__TO BE DONE__:
Return every entry exactly.

__DATASET__:
-----

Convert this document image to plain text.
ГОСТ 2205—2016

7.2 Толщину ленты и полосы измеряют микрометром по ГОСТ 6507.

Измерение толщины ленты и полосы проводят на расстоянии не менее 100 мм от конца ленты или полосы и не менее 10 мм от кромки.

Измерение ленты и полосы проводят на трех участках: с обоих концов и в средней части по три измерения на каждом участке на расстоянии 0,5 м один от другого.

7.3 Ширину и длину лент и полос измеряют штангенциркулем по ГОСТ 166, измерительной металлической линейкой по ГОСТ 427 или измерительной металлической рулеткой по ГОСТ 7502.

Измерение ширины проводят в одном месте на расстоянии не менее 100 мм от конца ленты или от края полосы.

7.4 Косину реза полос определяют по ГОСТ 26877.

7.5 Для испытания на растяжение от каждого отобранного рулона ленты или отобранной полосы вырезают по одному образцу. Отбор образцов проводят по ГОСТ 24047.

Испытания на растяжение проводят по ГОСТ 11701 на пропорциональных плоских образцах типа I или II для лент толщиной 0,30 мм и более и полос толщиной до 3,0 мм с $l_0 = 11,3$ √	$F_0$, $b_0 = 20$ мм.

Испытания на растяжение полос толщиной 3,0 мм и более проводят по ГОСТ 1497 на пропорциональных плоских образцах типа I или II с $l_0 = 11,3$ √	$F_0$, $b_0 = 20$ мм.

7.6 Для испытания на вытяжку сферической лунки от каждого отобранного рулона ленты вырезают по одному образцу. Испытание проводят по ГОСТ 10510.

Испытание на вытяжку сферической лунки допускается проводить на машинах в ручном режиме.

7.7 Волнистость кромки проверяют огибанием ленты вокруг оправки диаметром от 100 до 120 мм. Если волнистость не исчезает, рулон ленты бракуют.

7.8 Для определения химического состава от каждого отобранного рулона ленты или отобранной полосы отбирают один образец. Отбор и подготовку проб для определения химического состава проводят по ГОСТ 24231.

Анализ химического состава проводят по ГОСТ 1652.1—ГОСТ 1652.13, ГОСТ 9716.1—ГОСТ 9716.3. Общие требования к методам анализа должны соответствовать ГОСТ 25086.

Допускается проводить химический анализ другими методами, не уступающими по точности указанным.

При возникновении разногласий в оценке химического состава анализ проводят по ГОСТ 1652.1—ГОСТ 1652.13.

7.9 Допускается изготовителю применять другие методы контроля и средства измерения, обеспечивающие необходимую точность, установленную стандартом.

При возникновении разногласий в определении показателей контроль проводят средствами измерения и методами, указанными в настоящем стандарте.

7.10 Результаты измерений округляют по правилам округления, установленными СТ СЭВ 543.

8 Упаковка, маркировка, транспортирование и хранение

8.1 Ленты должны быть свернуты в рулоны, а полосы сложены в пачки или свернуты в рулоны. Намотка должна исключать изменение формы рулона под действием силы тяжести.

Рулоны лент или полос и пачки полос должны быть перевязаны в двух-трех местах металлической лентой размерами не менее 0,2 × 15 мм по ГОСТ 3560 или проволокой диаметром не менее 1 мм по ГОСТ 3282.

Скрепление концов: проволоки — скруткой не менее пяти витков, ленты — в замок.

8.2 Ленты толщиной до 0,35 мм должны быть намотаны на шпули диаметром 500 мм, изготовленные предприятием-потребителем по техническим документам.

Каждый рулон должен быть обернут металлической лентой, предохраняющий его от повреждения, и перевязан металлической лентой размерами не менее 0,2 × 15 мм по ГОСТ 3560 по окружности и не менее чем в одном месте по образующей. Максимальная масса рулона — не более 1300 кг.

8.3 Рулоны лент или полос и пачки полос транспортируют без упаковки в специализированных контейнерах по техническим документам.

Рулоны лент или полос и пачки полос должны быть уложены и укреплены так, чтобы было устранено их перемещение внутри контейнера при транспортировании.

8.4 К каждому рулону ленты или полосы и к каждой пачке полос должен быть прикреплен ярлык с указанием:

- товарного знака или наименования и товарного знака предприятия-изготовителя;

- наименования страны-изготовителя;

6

-----

__THE ANSWER__:
Convert this document image to plain text.
ГОСТ 2205—2016

7.2 Толщину ленты и полосы измеряют микрометром по ГОСТ 6507.

Измерение толщины ленты и полосы проводят на расстоянии не менее 100 мм от конца ленты или полосы и не менее 10 мм от кромки.

Измерение ленты и полосы проводят на трех участках: с обоих концов и в средней части по три измерения на каждом участке на расстоянии 0,5 м один от другого.

7.3 Ширину и длину лент и полос измеряют штангенциркулем по ГОСТ 166, измерительной металлической линейкой по ГОСТ 427 или измерительной металлической рулеткой по ГОСТ 7502.

Измерение ширины проводят в одном месте на расстоянии не менее 100 мм от конца ленты или от края полосы.

7.4 Косину реза полос определяют по ГОСТ 26877.

7.5 Для испытания на растяжение от каждого отобранного рулона ленты или отобранной полосы вырезают по одному образцу. Отбор образцов проводят по ГОСТ 24047.

Испытания на растяжение проводят по ГОСТ 11701 на пропорциональных плоских образцах типа I или II для лент толщиной 0,30 мм и более и полос толщиной до 3,0 мм с $l_0 = 11,3$ √	$F_0$, $b_0 = 20$ мм.

Испытания на растяжение полос толщиной 3,0 мм и более проводят по ГОСТ 1497 на пропорциональных плоских образцах типа I или II с $l_0 = 11,3$ √	$F_0$, $b_0 = 20$ мм.

7.6 Для испытания на вытяжку сферической лунки от каждого отобранного рулона ленты вырезают по одному образцу. Испытание проводят по ГОСТ 10510.

Испытание на вытяжку сферической лунки допускается проводить на машинах в ручном режиме.

7.7 Волнистость кромки проверяют огибанием ленты вокруг оправки диаметром от 100 до 120 мм. Если волнистость не исчезает, рулон ленты бракуют.

7.8 Для определения химического состава от каждого отобранного рулона ленты или отобранной полосы отбирают один образец. Отбор и подготовку проб для определения химического состава проводят по ГОСТ 24231.

Анализ химического состава проводят по ГОСТ 1652.1—ГОСТ 1652.13, ГОСТ 9716.1—ГОСТ 9716.3. Общие требования к методам анализа должны соответствовать ГОСТ 25086.

Допускается проводить химический анализ другими методами, не уступающими по точности указанным.

При возникновении разногласий в оценке химического состава анализ проводят по ГОСТ 1652.1—ГОСТ 1652.13.

7.9 Допускается изготовителю применять другие методы контроля и средства измерения, обеспечивающие необходимую точность, установленную стандартом.

При возникновении разногласий в определении показателей контроль проводят средствами измерения и методами, указанными в настоящем стандарте.

7.10 Результаты измерений округляют по правилам округления, установленными СТ СЭВ 543.

8 Упаковка, маркировка, транспортирование и хранение

8.1 Ленты должны быть свернуты в рулоны, а полосы сложены в пачки или свернуты в рулоны. Намотка должна исключать изменение формы рулона под действием силы тяжести.

Рулоны лент или полос и пачки полос должны быть перевязаны в двух-трех местах металлической лентой размерами не менее 0,2 × 15 мм по ГОСТ 3560 или проволокой диаметром не менее 1 мм по ГОСТ 3282.

Скрепление концов: проволоки — скруткой не менее пяти витков, ленты — в замок.

8.2 Ленты толщиной до 0,35 мм должны быть намотаны на шпули диаметром 500 мм, изготовленные предприятием-потребителем по техническим документам.

Каждый рулон должен быть обернут металлической лентой, предохраняющий его от повреждения, и перевязан металлической лентой размерами не менее 0,2 × 15 мм по ГОСТ 3560 по окружности и не менее чем в одном месте по образующей. Максимальная масса рулона — не более 1300 кг.

8.3 Рулоны лент или полос и пачки полос транспортируют без упаковки в специализированных контейнерах по техническим документам.

Рулоны лент или полос и пачки полос должны быть уложены и укреплены так, чтобы было устранено их перемещение внутри контейнера при транспортировании.

8.4 К каждому рулону ленты или полосы и к каждой пачке полос должен быть прикреплен ярлык с указанием:

- товарного знака или наименования и товарного знака предприятия-изготовителя;

- наименования страны-изготовителя;

6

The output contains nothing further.